— start of Supplied material —

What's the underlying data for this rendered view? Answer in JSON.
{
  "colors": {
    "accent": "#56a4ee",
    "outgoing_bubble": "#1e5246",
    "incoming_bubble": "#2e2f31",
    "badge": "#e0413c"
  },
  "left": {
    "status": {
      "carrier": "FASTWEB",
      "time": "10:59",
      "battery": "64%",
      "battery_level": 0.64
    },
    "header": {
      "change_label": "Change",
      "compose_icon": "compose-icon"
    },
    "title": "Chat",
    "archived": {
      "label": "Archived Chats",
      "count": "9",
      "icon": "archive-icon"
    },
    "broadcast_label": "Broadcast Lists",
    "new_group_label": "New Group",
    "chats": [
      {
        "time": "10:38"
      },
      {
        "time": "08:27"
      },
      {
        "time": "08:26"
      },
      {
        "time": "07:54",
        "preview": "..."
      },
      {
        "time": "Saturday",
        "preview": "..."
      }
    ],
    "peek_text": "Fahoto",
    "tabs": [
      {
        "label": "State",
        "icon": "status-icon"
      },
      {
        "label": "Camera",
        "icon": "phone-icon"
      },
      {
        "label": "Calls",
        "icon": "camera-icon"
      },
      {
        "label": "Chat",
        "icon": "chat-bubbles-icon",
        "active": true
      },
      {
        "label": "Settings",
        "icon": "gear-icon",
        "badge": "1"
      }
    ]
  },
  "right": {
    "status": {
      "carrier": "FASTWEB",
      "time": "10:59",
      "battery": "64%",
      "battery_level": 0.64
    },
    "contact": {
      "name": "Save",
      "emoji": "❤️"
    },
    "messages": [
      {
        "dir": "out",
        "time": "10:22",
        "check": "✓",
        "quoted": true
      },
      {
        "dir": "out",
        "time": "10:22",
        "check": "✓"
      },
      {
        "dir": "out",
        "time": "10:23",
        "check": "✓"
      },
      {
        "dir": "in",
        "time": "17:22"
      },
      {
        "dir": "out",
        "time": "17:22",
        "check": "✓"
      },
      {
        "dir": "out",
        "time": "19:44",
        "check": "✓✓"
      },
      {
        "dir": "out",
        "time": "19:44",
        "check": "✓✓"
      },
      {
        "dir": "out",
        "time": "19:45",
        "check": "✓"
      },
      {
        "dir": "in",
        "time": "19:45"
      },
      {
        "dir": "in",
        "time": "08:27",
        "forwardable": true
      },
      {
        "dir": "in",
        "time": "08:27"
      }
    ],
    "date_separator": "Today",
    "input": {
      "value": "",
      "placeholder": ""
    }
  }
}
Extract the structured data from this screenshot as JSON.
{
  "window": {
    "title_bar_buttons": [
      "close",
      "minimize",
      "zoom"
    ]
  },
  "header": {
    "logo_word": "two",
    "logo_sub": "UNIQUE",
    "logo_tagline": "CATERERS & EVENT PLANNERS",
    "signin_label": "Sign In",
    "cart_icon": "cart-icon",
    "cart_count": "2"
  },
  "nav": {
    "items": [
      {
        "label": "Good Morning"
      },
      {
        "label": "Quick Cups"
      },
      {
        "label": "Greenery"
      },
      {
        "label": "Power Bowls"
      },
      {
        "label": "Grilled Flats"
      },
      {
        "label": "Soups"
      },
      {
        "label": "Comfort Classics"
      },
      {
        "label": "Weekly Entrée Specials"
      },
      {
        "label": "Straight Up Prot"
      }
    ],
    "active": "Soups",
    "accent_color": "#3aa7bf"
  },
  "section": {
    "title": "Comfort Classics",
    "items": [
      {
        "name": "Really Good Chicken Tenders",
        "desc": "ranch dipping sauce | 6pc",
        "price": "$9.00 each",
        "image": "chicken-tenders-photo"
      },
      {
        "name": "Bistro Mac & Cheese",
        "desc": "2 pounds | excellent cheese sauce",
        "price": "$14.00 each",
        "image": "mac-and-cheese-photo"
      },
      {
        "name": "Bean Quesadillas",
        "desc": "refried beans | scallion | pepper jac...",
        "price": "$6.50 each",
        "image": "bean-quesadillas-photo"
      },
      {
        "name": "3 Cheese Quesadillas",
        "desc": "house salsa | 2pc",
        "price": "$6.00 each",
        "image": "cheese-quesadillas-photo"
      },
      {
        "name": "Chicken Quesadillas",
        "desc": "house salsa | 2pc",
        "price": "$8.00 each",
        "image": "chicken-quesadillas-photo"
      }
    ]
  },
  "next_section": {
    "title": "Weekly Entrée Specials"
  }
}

— end of Supplied material —

- _Task prompt_: Report how many lines in the data include the word "Comfort", and give nothing but the count.

- _Task response_: 2